Start of Given information

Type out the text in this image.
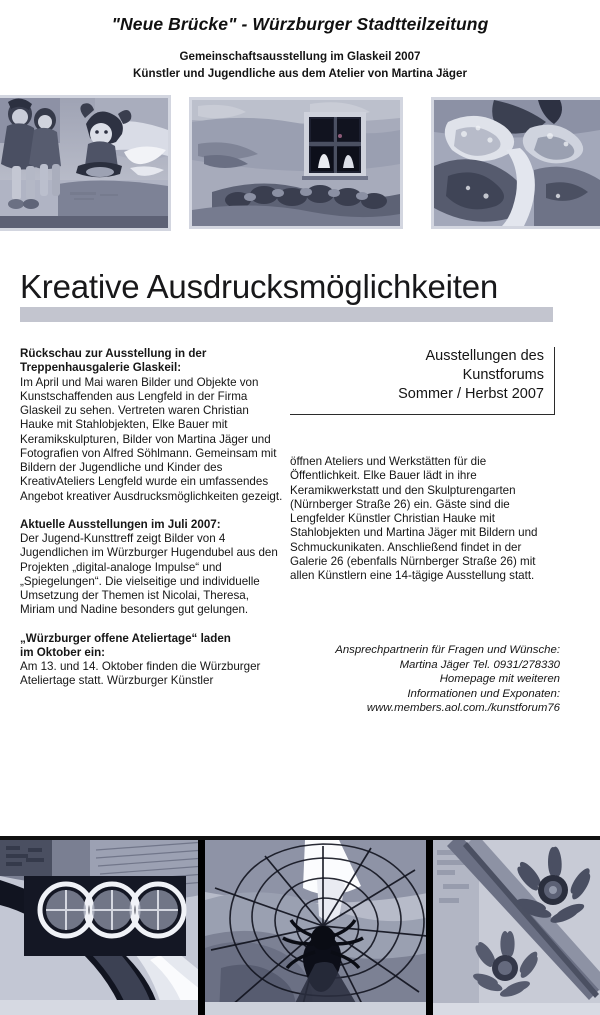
"Neue Brücke" - Würzburger Stadtteilzeitung
Gemeinschaftsausstellung im Glaskeil 2007
Künstler und Jugendliche aus dem Atelier von Martina Jäger
Kreative Ausdrucksmöglichkeiten

Rückschau zur Ausstellung in der

Treppenhausgalerie Glaskeil:

Im April und Mai waren Bilder und Objekte von Kunstschaffenden aus Lengfeld in der Firma Glaskeil zu sehen. Vertreten waren Christian Hauke mit Stahlobjekten, Elke Bauer mit Keramikskulpturen, Bilder von Martina Jäger und Fotografien von Alfred Söhlmann. Gemeinsam mit Bildern der Jugendliche und Kinder des KreativAteliers Lengfeld wurde ein umfassendes Angebot kreativer Ausdrucksmöglichkeiten gezeigt.

Aktuelle Ausstellungen im Juli 2007:

Der Jugend-Kunsttreff zeigt Bilder von 4 Jugendlichen im Würzburger Hugendubel aus den Projekten „digital-analoge Impulse“ und „Spiegelungen“. Die vielseitige und individuelle Umsetzung der Themen ist Nicolai, Theresa, Miriam und Nadine besonders gut gelungen.

„Würzburger offene Ateliertage“ laden

im Oktober ein:

Am 13. und 14. Oktober finden die Würzburger Ateliertage statt. Würzburger Künstler

Ausstellungen des
Kunstforums
Sommer / Herbst 2007

öffnen Ateliers und Werkstätten für die Öffentlichkeit. Elke Bauer lädt in ihre Keramikwerkstatt und den Skulpturengarten (Nürnberger Straße 26) ein. Gäste sind die Lengfelder Künstler Christian Hauke mit Stahlobjekten und Martina Jäger mit Bildern und Schmuckunikaten. Anschließend findet in der Galerie 26 (ebenfalls Nürnberger Straße 26) mit allen Künstlern eine 14-tägige Ausstellung statt.

Ansprechpartnerin für Fragen und Wünsche:
Martina Jäger Tel. 0931/278330
Homepage mit weiteren
Informationen und Exponaten:
www.members.aol.com./kunstforum76
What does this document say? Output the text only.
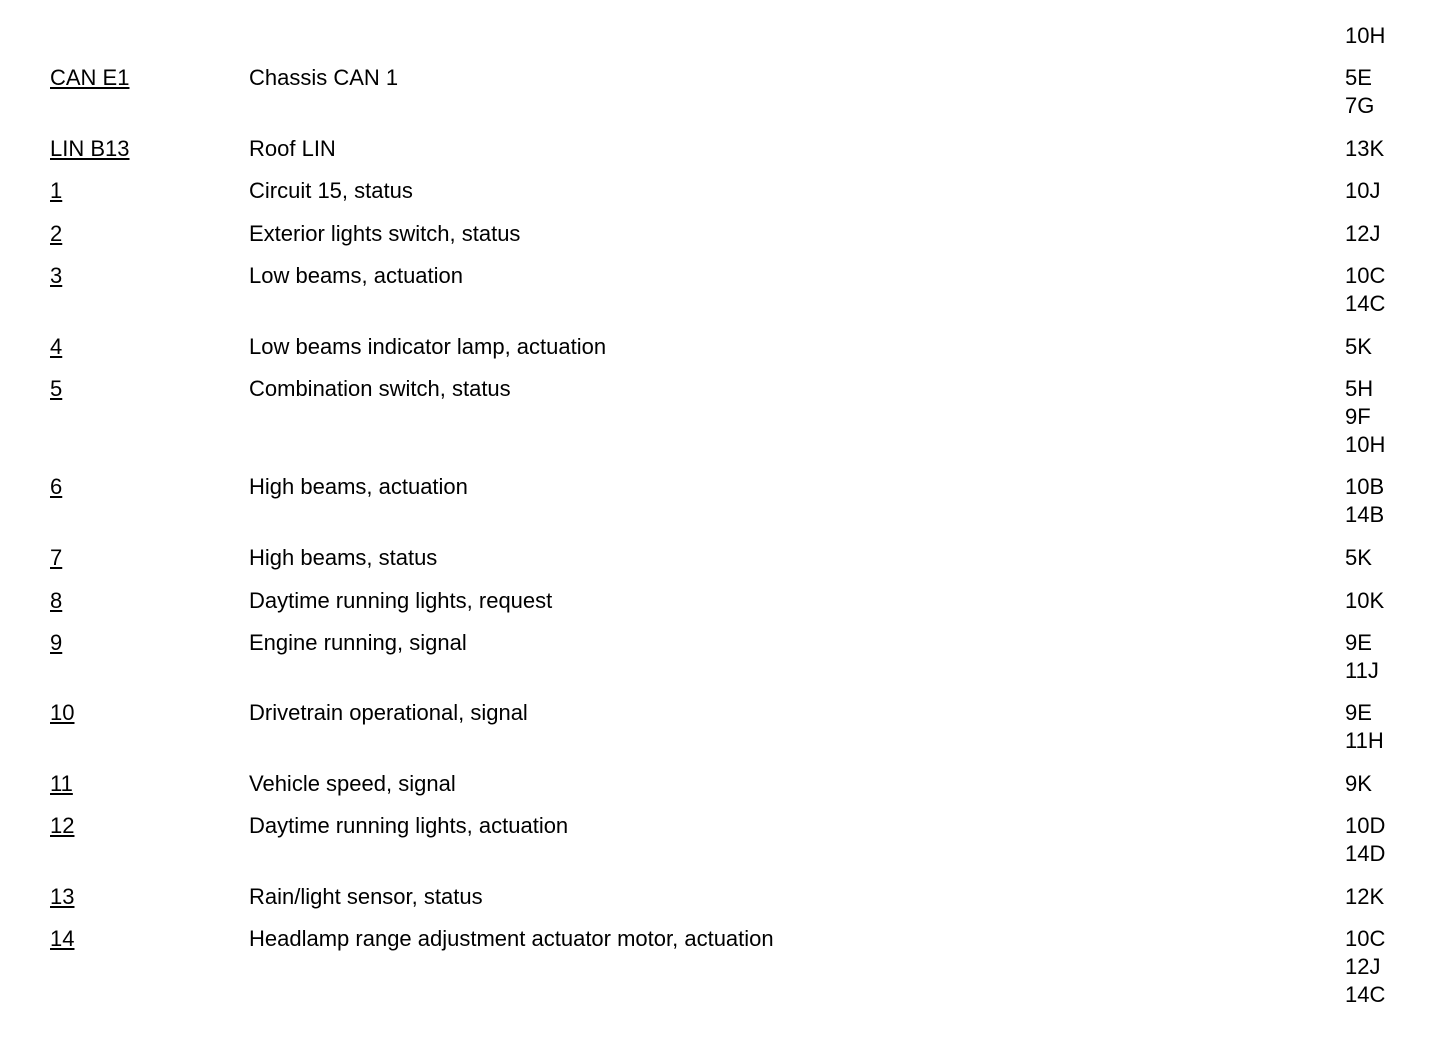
10H
CAN E1	Chassis CAN 1	5E
7G
LIN B13	Roof LIN	13K
1	Circuit 15, status	10J
2	Exterior lights switch, status	12J
3	Low beams, actuation	10C
14C
4	Low beams indicator lamp, actuation	5K
5	Combination switch, status	5H
9F
10H
6	High beams, actuation	10B
14B
7	High beams, status	5K
8	Daytime running lights, request	10K
9	Engine running, signal	9E
11J
10	Drivetrain operational, signal	9E
11H
11	Vehicle speed, signal	9K
12	Daytime running lights, actuation	10D
14D
13	Rain/light sensor, status	12K
14	Headlamp range adjustment actuator motor, actuation	10C
12J
14C
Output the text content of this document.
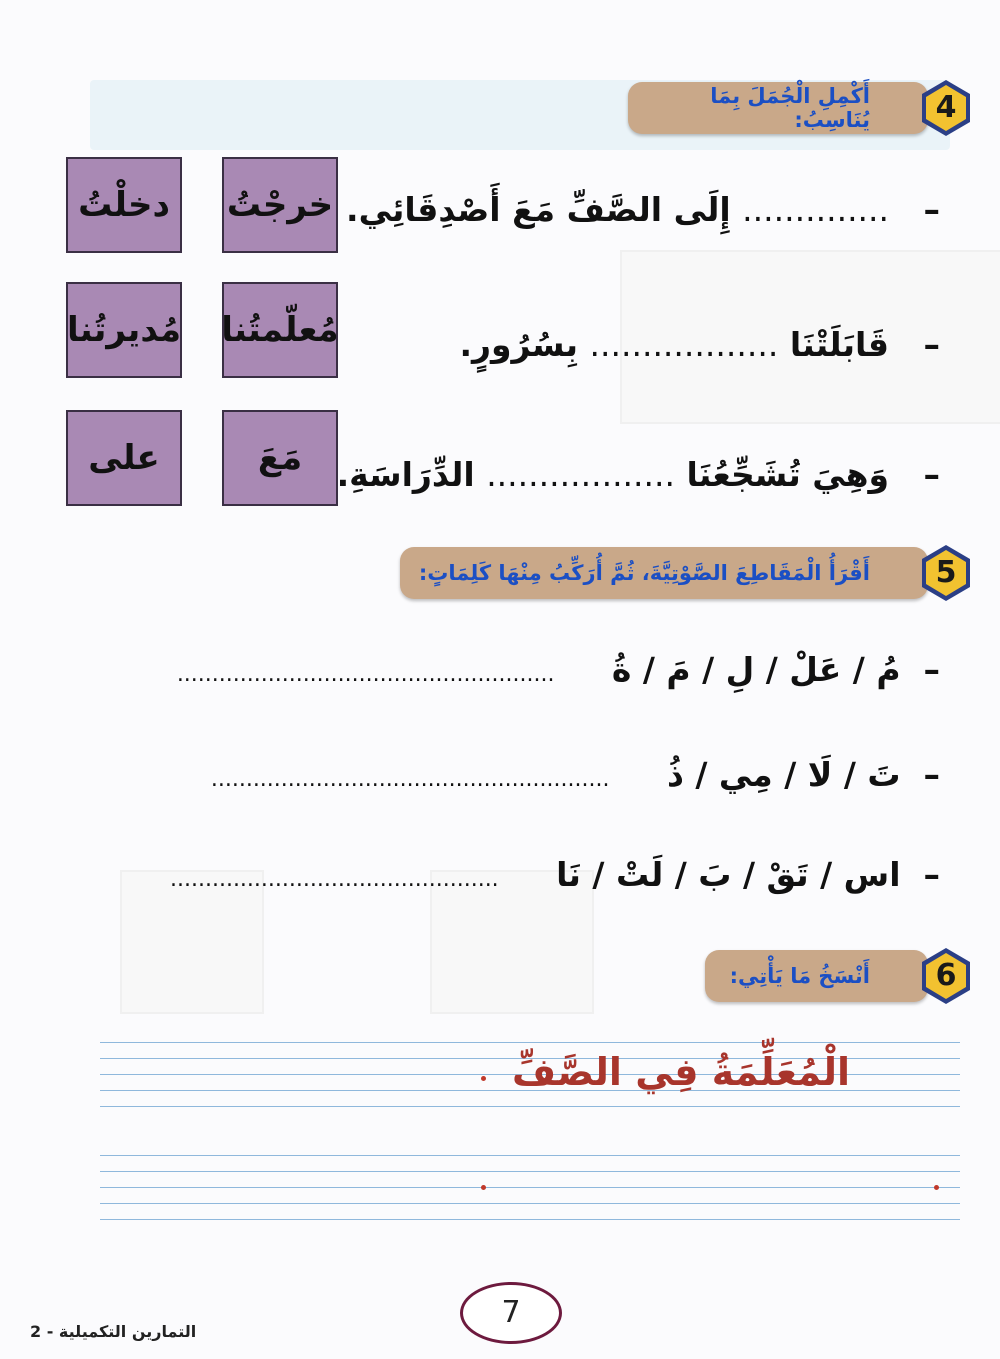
أَكْمِلِ الْجُمَلَ بِمَا يُنَاسِبُ:	4
خرجْتُ
دخلْتُ
مُعلّمتُنا
مُديرتُنا
مَعَ
على
–   .............. إِلَى الصَّفِّ مَعَ أَصْدِقَائِي.
–   قَابَلَتْنَا .................. بِسُرُورٍ.
–   وَهِيَ تُشَجِّعُنَا .................. الدِّرَاسَةِ.
أَقْرَأُ الْمَقَاطِعَ الصَّوْتِيَّةَ، ثُمَّ أُرَكِّبُ مِنْهَا كَلِمَاتٍ:	5
–  مُ / عَلْ / لِ / مَ / ةُ     ......................................................
–  تَ / لَا / مِي / ذُ     .........................................................
–  اس / تَقْ / بَ / لَتْ / نَا     ...............................................
أَنْسَخُ مَا يَأْتِي:	6
الْمُعَلِّمَةُ فِي الصَّفِّ
7
التمارين التكميلية - 2
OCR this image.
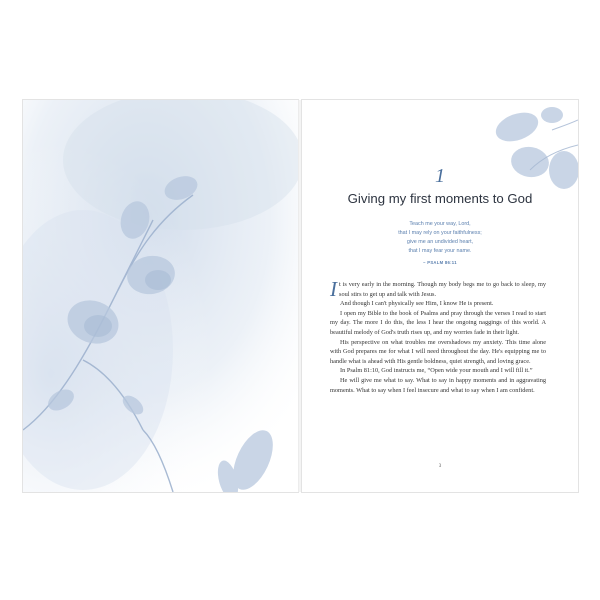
1
Giving my first moments to God
Teach me your way, Lord,
that I may rely on your faithfulness;
give me an undivided heart,
that I may fear your name.
– PSALM 86:11

It is very early in the morning. Though my body begs me to go back to sleep, my soul stirs to get up and talk with Jesus.

And though I can't physically see Him, I know He is present.

I open my Bible to the book of Psalms and pray through the verses I read to start my day. The more I do this, the less I hear the ongoing naggings of this world. A beautiful melody of God's truth rises up, and my worries fade in their light.

His perspective on what troubles me overshadows my anxiety. This time alone with God prepares me for what I will need throughout the day. He's equipping me to handle what is ahead with His gentle boldness, quiet strength, and loving grace.

In Psalm 81:10, God instructs me, “Open wide your mouth and I will fill it.”

He will give me what to say. What to say in happy moments and in aggravating moments. What to say when I feel insecure and what to say when I am confident.

3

End of Given information

▶ [Task brief]: Copy the whole of the material above exactly, but not its images.

▶ [Correct response]:
Type out the text in this image.
"Neue Brücke" - Würzburger Stadtteilzeitung
Gemeinschaftsausstellung im Glaskeil 2007
Künstler und Jugendliche aus dem Atelier von Martina Jäger
Kreative Ausdrucksmöglichkeiten

Rückschau zur Ausstellung in der

Treppenhausgalerie Glaskeil:

Im April und Mai waren Bilder und Objekte von Kunstschaffenden aus Lengfeld in der Firma Glaskeil zu sehen. Vertreten waren Christian Hauke mit Stahlobjekten, Elke Bauer mit Keramikskulpturen, Bilder von Martina Jäger und Fotografien von Alfred Söhlmann. Gemeinsam mit Bildern der Jugendliche und Kinder des KreativAteliers Lengfeld wurde ein umfassendes Angebot kreativer Ausdrucksmöglichkeiten gezeigt.

Aktuelle Ausstellungen im Juli 2007:

Der Jugend-Kunsttreff zeigt Bilder von 4 Jugendlichen im Würzburger Hugendubel aus den Projekten „digital-analoge Impulse“ und „Spiegelungen“. Die vielseitige und individuelle Umsetzung der Themen ist Nicolai, Theresa, Miriam und Nadine besonders gut gelungen.

„Würzburger offene Ateliertage“ laden

im Oktober ein:

Am 13. und 14. Oktober finden die Würzburger Ateliertage statt. Würzburger Künstler

Ausstellungen des
Kunstforums
Sommer / Herbst 2007

öffnen Ateliers und Werkstätten für die Öffentlichkeit. Elke Bauer lädt in ihre Keramikwerkstatt und den Skulpturengarten (Nürnberger Straße 26) ein. Gäste sind die Lengfelder Künstler Christian Hauke mit Stahlobjekten und Martina Jäger mit Bildern und Schmuckunikaten. Anschließend findet in der Galerie 26 (ebenfalls Nürnberger Straße 26) mit allen Künstlern eine 14-tägige Ausstellung statt.

Ansprechpartnerin für Fragen und Wünsche:
Martina Jäger Tel. 0931/278330
Homepage mit weiteren
Informationen und Exponaten:
www.members.aol.com./kunstforum76
What does this document say? Output the text only.
10H
CAN E1	Chassis CAN 1	5E
7G
LIN B13	Roof LIN	13K
1	Circuit 15, status	10J
2	Exterior lights switch, status	12J
3	Low beams, actuation	10C
14C
4	Low beams indicator lamp, actuation	5K
5	Combination switch, status	5H
9F
10H
6	High beams, actuation	10B
14B
7	High beams, status	5K
8	Daytime running lights, request	10K
9	Engine running, signal	9E
11J
10	Drivetrain operational, signal	9E
11H
11	Vehicle speed, signal	9K
12	Daytime running lights, actuation	10D
14D
13	Rain/light sensor, status	12K
14	Headlamp range adjustment actuator motor, actuation	10C
12J
14C
Output the text content of this document.
أَكْمِلِ الْجُمَلَ بِمَا يُنَاسِبُ:	4
خرجْتُ
دخلْتُ
مُعلّمتُنا
مُديرتُنا
مَعَ
على
–   .............. إِلَى الصَّفِّ مَعَ أَصْدِقَائِي.
–   قَابَلَتْنَا .................. بِسُرُورٍ.
–   وَهِيَ تُشَجِّعُنَا .................. الدِّرَاسَةِ.
أَقْرَأُ الْمَقَاطِعَ الصَّوْتِيَّةَ، ثُمَّ أُرَكِّبُ مِنْهَا كَلِمَاتٍ:	5
–  مُ / عَلْ / لِ / مَ / ةُ     ......................................................
–  تَ / لَا / مِي / ذُ     .........................................................
–  اس / تَقْ / بَ / لَتْ / نَا     ...............................................
أَنْسَخُ مَا يَأْتِي:	6
الْمُعَلِّمَةُ فِي الصَّفِّ
7
التمارين التكميلية - 2
OCR this image.
1
Giving my first moments to God
Teach me your way, Lord,
that I may rely on your faithfulness;
give me an undivided heart,
that I may fear your name.
– PSALM 86:11

It is very early in the morning. Though my body begs me to go back to sleep, my soul stirs to get up and talk with Jesus.

And though I can't physically see Him, I know He is present.

I open my Bible to the book of Psalms and pray through the verses I read to start my day. The more I do this, the less I hear the ongoing naggings of this world. A beautiful melody of God's truth rises up, and my worries fade in their light.

His perspective on what troubles me overshadows my anxiety. This time alone with God prepares me for what I will need throughout the day. He's equipping me to handle what is ahead with His gentle boldness, quiet strength, and loving grace.

In Psalm 81:10, God instructs me, “Open wide your mouth and I will fill it.”

He will give me what to say. What to say in happy moments and in aggravating moments. What to say when I feel insecure and what to say when I am confident.

3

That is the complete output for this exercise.